* YOUR OBJECTIVE
Each entry must be given again exactly; images do not belong in the copy.

● ● ● ●

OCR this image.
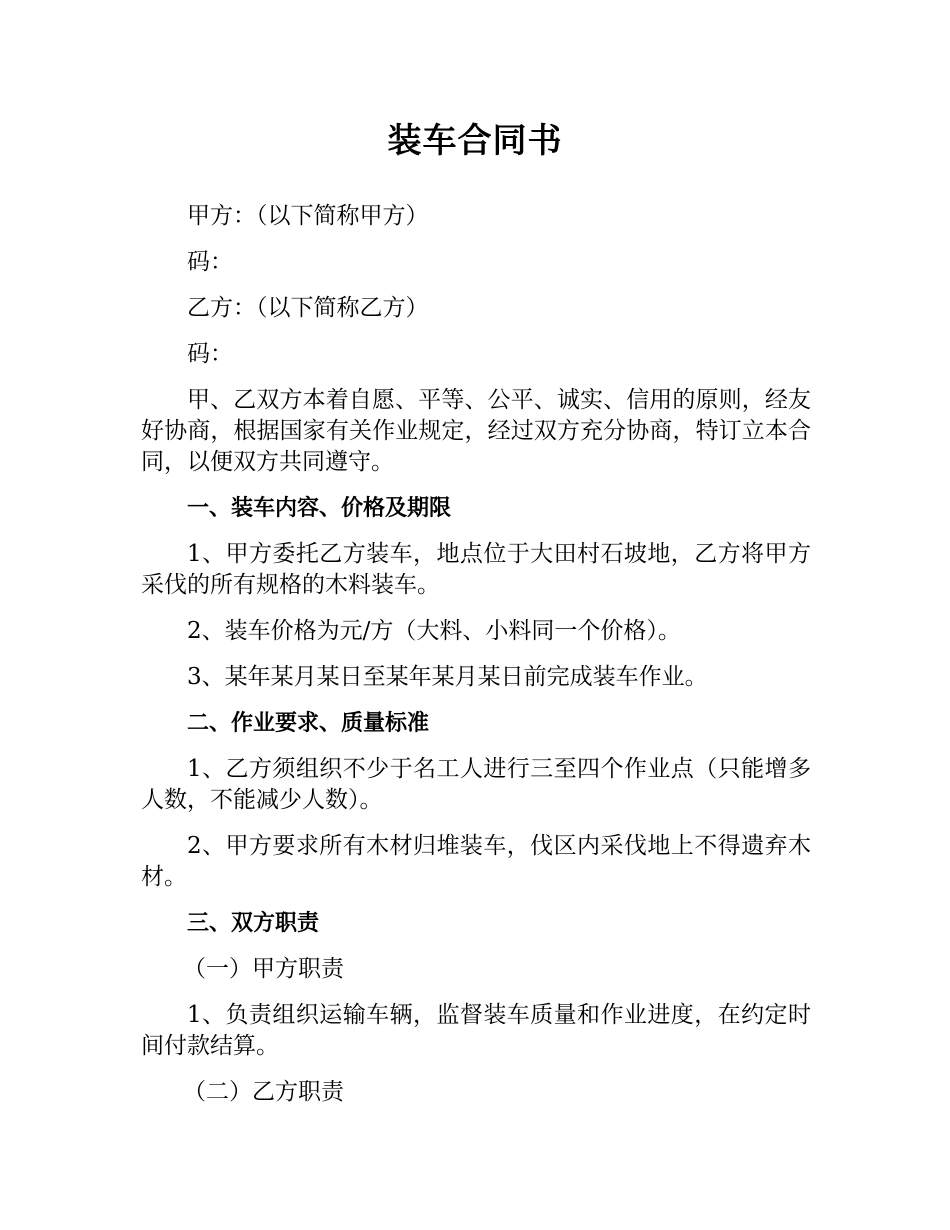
装车合同书

甲方：（以下简称甲方）

码：

乙方：（以下简称乙方）

码：

甲、乙双方本着自愿、平等、公平、诚实、信用的原则，经友好协商，根据国家有关作业规定，经过双方充分协商，特订立本合同，以便双方共同遵守。

一、装车内容、价格及期限

1、甲方委托乙方装车，地点位于大田村石坡地，乙方将甲方采伐的所有规格的木料装车。

2、装车价格为元/方（大料、小料同一个价格）。

3、某年某月某日至某年某月某日前完成装车作业。

二、作业要求、质量标准

1、乙方须组织不少于名工人进行三至四个作业点（只能增多人数，不能减少人数）。

2、甲方要求所有木材归堆装车，伐区内采伐地上不得遗弃木材。

三、双方职责

（一）甲方职责

1、负责组织运输车辆，监督装车质量和作业进度，在约定时间付款结算。

（二）乙方职责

● ● ● ●

* RESULT
OCR this image.
装车合同书

甲方：（以下简称甲方）

码：

乙方：（以下简称乙方）

码：

甲、乙双方本着自愿、平等、公平、诚实、信用的原则，经友好协商，根据国家有关作业规定，经过双方充分协商，特订立本合同，以便双方共同遵守。

一、装车内容、价格及期限

1、甲方委托乙方装车，地点位于大田村石坡地，乙方将甲方采伐的所有规格的木料装车。

2、装车价格为元/方（大料、小料同一个价格）。

3、某年某月某日至某年某月某日前完成装车作业。

二、作业要求、质量标准

1、乙方须组织不少于名工人进行三至四个作业点（只能增多人数，不能减少人数）。

2、甲方要求所有木材归堆装车，伐区内采伐地上不得遗弃木材。

三、双方职责

（一）甲方职责

1、负责组织运输车辆，监督装车质量和作业进度，在约定时间付款结算。

（二）乙方职责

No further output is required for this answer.